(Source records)

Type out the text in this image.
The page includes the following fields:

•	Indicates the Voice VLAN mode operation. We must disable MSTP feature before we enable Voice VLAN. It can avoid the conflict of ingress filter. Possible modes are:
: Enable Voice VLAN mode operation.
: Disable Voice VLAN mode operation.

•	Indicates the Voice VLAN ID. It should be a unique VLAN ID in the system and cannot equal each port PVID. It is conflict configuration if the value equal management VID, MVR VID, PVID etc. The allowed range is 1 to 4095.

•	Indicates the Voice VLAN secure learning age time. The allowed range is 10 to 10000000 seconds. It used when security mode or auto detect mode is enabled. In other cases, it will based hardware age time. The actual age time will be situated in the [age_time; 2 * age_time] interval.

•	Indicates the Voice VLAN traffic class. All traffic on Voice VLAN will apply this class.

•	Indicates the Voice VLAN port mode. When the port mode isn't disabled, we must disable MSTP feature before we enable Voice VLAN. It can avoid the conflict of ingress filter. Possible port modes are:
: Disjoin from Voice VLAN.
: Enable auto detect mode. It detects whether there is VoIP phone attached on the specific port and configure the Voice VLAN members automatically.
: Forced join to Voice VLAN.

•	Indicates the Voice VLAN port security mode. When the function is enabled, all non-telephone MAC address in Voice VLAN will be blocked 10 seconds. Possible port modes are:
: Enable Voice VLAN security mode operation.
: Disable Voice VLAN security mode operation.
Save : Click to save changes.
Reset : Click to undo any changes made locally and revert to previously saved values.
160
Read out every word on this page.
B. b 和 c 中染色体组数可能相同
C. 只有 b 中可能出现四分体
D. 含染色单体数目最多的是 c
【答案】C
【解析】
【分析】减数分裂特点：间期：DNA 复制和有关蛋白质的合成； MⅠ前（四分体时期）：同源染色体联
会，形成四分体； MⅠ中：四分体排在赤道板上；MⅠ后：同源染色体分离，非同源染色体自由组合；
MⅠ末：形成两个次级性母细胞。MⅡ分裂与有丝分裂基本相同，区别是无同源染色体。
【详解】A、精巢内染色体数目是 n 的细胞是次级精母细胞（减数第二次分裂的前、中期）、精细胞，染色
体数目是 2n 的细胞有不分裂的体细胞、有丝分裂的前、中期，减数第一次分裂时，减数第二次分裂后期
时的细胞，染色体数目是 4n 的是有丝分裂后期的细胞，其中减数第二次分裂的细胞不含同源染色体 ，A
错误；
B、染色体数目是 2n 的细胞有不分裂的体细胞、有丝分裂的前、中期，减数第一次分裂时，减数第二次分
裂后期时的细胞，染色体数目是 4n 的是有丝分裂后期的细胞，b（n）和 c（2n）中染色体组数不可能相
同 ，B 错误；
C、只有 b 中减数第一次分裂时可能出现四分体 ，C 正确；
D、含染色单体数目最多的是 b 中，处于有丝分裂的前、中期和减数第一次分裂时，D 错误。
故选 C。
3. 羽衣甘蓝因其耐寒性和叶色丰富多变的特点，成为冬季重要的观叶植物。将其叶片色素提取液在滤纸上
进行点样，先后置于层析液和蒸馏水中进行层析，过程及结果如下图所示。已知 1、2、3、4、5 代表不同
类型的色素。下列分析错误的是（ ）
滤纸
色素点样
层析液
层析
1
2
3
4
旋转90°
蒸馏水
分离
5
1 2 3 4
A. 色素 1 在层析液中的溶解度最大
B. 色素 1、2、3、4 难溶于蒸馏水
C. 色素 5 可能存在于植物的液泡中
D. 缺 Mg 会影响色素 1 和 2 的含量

→ Problem details
Give the number of lines in the entries above that include the string "allowed". No other output is expected.

→ Full answer
2